**BRIEF**
Take every line from the listing below that contains "marker".

**LISTED RECORDS**

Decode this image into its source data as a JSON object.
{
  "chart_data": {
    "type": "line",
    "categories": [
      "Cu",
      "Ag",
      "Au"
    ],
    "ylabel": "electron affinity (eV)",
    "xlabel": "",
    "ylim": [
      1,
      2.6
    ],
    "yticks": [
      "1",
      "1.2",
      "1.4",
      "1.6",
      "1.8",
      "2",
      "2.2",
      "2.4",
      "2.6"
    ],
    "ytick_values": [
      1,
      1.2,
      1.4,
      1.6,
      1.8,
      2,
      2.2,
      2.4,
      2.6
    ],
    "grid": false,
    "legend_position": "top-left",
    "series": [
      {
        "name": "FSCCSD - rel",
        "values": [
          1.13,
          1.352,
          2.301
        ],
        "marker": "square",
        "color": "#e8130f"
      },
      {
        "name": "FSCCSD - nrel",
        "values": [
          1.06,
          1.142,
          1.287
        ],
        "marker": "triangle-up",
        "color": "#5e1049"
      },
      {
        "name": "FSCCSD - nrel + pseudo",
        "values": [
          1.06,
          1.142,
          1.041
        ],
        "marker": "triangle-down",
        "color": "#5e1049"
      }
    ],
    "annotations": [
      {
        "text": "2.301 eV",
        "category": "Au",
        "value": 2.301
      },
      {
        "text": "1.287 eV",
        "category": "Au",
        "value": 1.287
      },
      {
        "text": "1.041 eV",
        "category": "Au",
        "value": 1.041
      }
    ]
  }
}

**SOLVED PROBLEM**
        "marker": "square",
        "marker": "triangle-up",
        "marker": "triangle-down",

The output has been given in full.